[Aim]
Show each line from the listing that includes the word "nature".
[start]
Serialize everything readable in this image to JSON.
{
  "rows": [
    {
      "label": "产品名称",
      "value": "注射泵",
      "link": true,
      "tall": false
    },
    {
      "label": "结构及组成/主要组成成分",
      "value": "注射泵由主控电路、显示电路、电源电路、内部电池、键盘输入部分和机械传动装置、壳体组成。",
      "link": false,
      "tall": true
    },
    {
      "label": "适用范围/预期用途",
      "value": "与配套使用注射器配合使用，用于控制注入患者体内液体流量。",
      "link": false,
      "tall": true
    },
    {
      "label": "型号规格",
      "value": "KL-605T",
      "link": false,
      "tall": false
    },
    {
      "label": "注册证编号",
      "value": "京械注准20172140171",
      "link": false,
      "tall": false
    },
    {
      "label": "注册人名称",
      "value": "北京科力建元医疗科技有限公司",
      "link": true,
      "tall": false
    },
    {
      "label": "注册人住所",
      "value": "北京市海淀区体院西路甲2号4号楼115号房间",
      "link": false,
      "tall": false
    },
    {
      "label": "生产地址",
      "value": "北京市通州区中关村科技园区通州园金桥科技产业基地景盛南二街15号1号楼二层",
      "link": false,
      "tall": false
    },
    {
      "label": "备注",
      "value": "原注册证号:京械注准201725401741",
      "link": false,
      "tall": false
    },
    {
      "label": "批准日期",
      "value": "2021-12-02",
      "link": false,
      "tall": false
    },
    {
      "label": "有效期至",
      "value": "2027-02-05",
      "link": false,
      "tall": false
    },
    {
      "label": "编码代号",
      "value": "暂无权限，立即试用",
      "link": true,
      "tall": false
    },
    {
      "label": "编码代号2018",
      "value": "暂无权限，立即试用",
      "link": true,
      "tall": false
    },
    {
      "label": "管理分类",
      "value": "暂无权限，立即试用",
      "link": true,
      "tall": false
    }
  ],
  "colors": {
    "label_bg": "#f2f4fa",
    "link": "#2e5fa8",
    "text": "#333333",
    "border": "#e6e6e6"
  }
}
[end]
[start]
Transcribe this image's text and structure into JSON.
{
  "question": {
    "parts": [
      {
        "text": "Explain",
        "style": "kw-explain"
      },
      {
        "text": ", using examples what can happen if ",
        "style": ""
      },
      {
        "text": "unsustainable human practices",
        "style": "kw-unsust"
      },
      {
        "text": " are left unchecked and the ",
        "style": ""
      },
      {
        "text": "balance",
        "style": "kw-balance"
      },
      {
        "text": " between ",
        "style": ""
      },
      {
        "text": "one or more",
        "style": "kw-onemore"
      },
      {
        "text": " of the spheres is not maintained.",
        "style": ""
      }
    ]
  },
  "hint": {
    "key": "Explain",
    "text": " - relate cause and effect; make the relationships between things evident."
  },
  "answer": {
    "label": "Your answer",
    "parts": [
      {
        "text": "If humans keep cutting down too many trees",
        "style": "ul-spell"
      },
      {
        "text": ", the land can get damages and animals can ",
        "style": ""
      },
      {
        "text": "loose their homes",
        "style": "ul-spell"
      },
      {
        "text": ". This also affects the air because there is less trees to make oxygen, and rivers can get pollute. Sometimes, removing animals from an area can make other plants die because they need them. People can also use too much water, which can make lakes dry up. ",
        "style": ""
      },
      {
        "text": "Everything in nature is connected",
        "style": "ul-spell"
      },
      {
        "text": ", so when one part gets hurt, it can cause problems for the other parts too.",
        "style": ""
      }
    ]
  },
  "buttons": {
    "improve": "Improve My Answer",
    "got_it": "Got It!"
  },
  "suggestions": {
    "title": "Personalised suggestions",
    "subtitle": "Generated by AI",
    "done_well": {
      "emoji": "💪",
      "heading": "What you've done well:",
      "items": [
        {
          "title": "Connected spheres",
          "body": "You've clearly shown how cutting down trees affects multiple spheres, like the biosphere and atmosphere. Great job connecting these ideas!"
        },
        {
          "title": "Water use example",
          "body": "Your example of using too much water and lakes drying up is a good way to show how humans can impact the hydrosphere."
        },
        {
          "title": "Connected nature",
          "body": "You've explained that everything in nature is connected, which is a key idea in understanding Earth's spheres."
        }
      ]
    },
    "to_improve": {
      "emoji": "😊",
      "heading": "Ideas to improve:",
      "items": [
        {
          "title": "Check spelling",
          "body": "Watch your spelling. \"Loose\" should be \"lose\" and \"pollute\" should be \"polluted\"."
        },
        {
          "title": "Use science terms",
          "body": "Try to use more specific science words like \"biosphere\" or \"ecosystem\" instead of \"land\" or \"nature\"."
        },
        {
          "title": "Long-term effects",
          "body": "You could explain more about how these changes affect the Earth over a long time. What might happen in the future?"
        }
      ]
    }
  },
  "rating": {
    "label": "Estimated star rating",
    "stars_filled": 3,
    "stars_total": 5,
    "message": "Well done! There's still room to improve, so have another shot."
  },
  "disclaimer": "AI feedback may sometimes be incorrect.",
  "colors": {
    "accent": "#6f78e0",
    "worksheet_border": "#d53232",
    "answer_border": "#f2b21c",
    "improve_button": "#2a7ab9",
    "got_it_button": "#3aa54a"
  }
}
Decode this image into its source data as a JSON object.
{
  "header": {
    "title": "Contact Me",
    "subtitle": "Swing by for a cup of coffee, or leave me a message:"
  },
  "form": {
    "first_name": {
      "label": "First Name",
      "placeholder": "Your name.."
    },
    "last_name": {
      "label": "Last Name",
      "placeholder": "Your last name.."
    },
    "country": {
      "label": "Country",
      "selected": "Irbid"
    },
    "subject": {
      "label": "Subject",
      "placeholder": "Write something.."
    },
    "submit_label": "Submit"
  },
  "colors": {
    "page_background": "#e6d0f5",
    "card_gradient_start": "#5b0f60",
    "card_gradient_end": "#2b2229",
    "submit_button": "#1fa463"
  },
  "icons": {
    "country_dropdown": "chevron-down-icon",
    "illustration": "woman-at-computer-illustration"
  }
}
[end]
[Written solution]
        "text": "Everything in nature is connected",
          "title": "Connected nature",
          "body": "You've explained that everything in nature is connected, which is a key idea in understanding Earth's spheres."
          "body": "Try to use more specific science words like \"biosphere\" or \"ecosystem\" instead of \"land\" or \"nature\"."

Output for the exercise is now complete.